─── Given information

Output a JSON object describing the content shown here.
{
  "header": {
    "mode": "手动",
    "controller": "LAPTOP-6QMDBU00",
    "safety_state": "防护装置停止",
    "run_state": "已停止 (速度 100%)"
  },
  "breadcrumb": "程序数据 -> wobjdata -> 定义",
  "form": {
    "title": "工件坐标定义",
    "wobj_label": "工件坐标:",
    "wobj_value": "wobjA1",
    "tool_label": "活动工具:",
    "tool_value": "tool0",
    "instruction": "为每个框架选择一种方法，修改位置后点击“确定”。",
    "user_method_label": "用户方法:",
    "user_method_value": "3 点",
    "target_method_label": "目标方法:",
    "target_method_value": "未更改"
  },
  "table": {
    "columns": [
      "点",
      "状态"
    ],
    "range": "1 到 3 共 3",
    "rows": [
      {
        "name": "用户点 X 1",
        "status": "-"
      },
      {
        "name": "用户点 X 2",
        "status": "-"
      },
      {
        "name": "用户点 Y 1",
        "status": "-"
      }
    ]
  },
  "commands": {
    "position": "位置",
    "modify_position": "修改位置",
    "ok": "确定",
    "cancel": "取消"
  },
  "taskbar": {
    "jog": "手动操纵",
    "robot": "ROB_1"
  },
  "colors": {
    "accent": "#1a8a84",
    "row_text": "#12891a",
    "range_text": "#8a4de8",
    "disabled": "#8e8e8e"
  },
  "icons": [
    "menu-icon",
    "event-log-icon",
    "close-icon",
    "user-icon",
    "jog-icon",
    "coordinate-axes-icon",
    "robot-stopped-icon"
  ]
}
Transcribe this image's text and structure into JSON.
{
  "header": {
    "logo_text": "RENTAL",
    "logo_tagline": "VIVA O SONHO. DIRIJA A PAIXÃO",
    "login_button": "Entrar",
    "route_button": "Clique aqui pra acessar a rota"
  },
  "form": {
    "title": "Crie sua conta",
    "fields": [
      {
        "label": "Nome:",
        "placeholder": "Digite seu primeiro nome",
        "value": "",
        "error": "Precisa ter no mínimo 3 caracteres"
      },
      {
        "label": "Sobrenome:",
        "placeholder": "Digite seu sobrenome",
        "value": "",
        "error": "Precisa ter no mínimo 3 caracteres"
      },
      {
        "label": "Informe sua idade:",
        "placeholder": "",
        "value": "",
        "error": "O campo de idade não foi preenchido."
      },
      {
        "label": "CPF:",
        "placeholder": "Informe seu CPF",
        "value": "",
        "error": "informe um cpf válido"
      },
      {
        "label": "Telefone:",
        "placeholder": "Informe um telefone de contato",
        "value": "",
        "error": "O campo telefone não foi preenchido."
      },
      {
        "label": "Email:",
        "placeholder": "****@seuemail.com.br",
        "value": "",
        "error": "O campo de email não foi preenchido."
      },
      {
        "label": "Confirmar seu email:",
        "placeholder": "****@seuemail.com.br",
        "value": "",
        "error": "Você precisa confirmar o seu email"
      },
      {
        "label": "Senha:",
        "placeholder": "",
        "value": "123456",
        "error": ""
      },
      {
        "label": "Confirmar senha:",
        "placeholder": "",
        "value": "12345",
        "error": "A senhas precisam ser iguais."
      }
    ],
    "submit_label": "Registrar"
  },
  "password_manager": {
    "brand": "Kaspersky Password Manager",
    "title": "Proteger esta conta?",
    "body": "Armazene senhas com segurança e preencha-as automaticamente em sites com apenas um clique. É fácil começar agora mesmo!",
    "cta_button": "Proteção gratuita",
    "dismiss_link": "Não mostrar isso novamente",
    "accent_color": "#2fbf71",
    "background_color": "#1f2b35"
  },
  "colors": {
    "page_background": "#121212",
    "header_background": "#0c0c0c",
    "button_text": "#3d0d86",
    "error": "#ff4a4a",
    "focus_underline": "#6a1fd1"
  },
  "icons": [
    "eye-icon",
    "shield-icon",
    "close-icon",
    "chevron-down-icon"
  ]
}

──────

## Required task
List all lines above in which the string "senhas" appears.

## Task solution
        "error": "A senhas precisam ser iguais."
    "body": "Armazene senhas com segurança e preencha-as automaticamente em sites com apenas um clique. É fácil começar agora mesmo!",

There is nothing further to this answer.